→ **Description of the task**:
Keep the wording of each record exactly the same when you repeat it, and leave out pictures.

-- Begin --

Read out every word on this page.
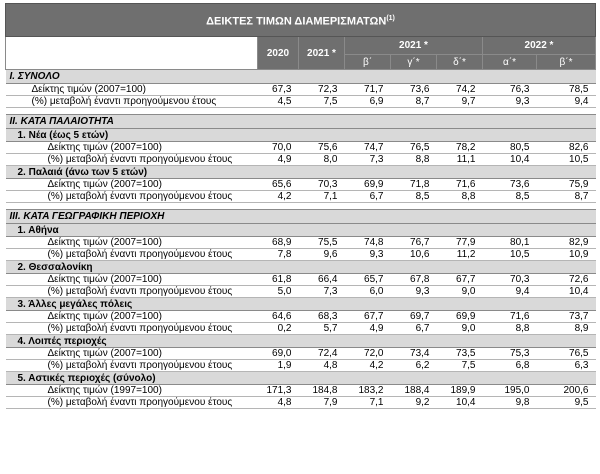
ΔΕΙΚΤΕΣ ΤΙΜΩΝ ΔΙΑΜΕΡΙΣΜΑΤΩΝ$^{(1)}$
	2020	2021 *	2021 *			2022 *	
			β΄	γ΄*	δ΄*	α΄*	β΄*
I. ΣΥΝΟΛΟ							
Δείκτης τιμών (2007=100)	67,3	72,3	71,7	73,6	74,2	76,3	78,5
(%) μεταβολή έναντι προηγούμενου έτους	4,5	7,5	6,9	8,7	9,7	9,3	9,4

II. ΚΑΤΑ ΠΑΛΑΙΟΤΗΤΑ							
1. Νέα (έως 5 ετών)							
Δείκτης τιμών (2007=100)	70,0	75,6	74,7	76,5	78,2	80,5	82,6
(%) μεταβολή έναντι προηγούμενου έτους	4,9	8,0	7,3	8,8	11,1	10,4	10,5
2. Παλαιά (άνω των 5 ετών)							
Δείκτης τιμών (2007=100)	65,6	70,3	69,9	71,8	71,6	73,6	75,9
(%) μεταβολή έναντι προηγούμενου έτους	4,2	7,1	6,7	8,5	8,8	8,5	8,7

III. ΚΑΤΑ ΓΕΩΓΡΑΦΙΚΗ ΠΕΡΙΟΧΗ							
1. Αθήνα							
Δείκτης τιμών (2007=100)	68,9	75,5	74,8	76,7	77,9	80,1	82,9
(%) μεταβολή έναντι προηγούμενου έτους	7,8	9,6	9,3	10,6	11,2	10,5	10,9
2. Θεσσαλονίκη							
Δείκτης τιμών (2007=100)	61,8	66,4	65,7	67,8	67,7	70,3	72,6
(%) μεταβολή έναντι προηγούμενου έτους	5,0	7,3	6,0	9,3	9,0	9,4	10,4
3. Άλλες μεγάλες πόλεις							
Δείκτης τιμών (2007=100)	64,6	68,3	67,7	69,7	69,9	71,6	73,7
(%) μεταβολή έναντι προηγούμενου έτους	0,2	5,7	4,9	6,7	9,0	8,8	8,9
4. Λοιπές περιοχές							
Δείκτης τιμών (2007=100)	69,0	72,4	72,0	73,4	73,5	75,3	76,5
(%) μεταβολή έναντι προηγούμενου έτους	1,9	4,8	4,2	6,2	7,5	6,8	6,3
5. Αστικές περιοχές (σύνολο)							
Δείκτης τιμών (1997=100)	171,3	184,8	183,2	188,4	189,9	195,0	200,6
(%) μεταβολή έναντι προηγούμενου έτους	4,8	7,9	7,1	9,2	10,4	9,8	9,5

-- End --

→ **The answer**:
Read out every word on this page.
ΔΕΙΚΤΕΣ ΤΙΜΩΝ ΔΙΑΜΕΡΙΣΜΑΤΩΝ$^{(1)}$
	2020	2021 *	2021 *			2022 *	
			β΄	γ΄*	δ΄*	α΄*	β΄*
I. ΣΥΝΟΛΟ							
Δείκτης τιμών (2007=100)	67,3	72,3	71,7	73,6	74,2	76,3	78,5
(%) μεταβολή έναντι προηγούμενου έτους	4,5	7,5	6,9	8,7	9,7	9,3	9,4

II. ΚΑΤΑ ΠΑΛΑΙΟΤΗΤΑ							
1. Νέα (έως 5 ετών)							
Δείκτης τιμών (2007=100)	70,0	75,6	74,7	76,5	78,2	80,5	82,6
(%) μεταβολή έναντι προηγούμενου έτους	4,9	8,0	7,3	8,8	11,1	10,4	10,5
2. Παλαιά (άνω των 5 ετών)							
Δείκτης τιμών (2007=100)	65,6	70,3	69,9	71,8	71,6	73,6	75,9
(%) μεταβολή έναντι προηγούμενου έτους	4,2	7,1	6,7	8,5	8,8	8,5	8,7

III. ΚΑΤΑ ΓΕΩΓΡΑΦΙΚΗ ΠΕΡΙΟΧΗ							
1. Αθήνα							
Δείκτης τιμών (2007=100)	68,9	75,5	74,8	76,7	77,9	80,1	82,9
(%) μεταβολή έναντι προηγούμενου έτους	7,8	9,6	9,3	10,6	11,2	10,5	10,9
2. Θεσσαλονίκη							
Δείκτης τιμών (2007=100)	61,8	66,4	65,7	67,8	67,7	70,3	72,6
(%) μεταβολή έναντι προηγούμενου έτους	5,0	7,3	6,0	9,3	9,0	9,4	10,4
3. Άλλες μεγάλες πόλεις							
Δείκτης τιμών (2007=100)	64,6	68,3	67,7	69,7	69,9	71,6	73,7
(%) μεταβολή έναντι προηγούμενου έτους	0,2	5,7	4,9	6,7	9,0	8,8	8,9
4. Λοιπές περιοχές							
Δείκτης τιμών (2007=100)	69,0	72,4	72,0	73,4	73,5	75,3	76,5
(%) μεταβολή έναντι προηγούμενου έτους	1,9	4,8	4,2	6,2	7,5	6,8	6,3
5. Αστικές περιοχές (σύνολο)							
Δείκτης τιμών (1997=100)	171,3	184,8	183,2	188,4	189,9	195,0	200,6
(%) μεταβολή έναντι προηγούμενου έτους	4,8	7,9	7,1	9,2	10,4	9,8	9,5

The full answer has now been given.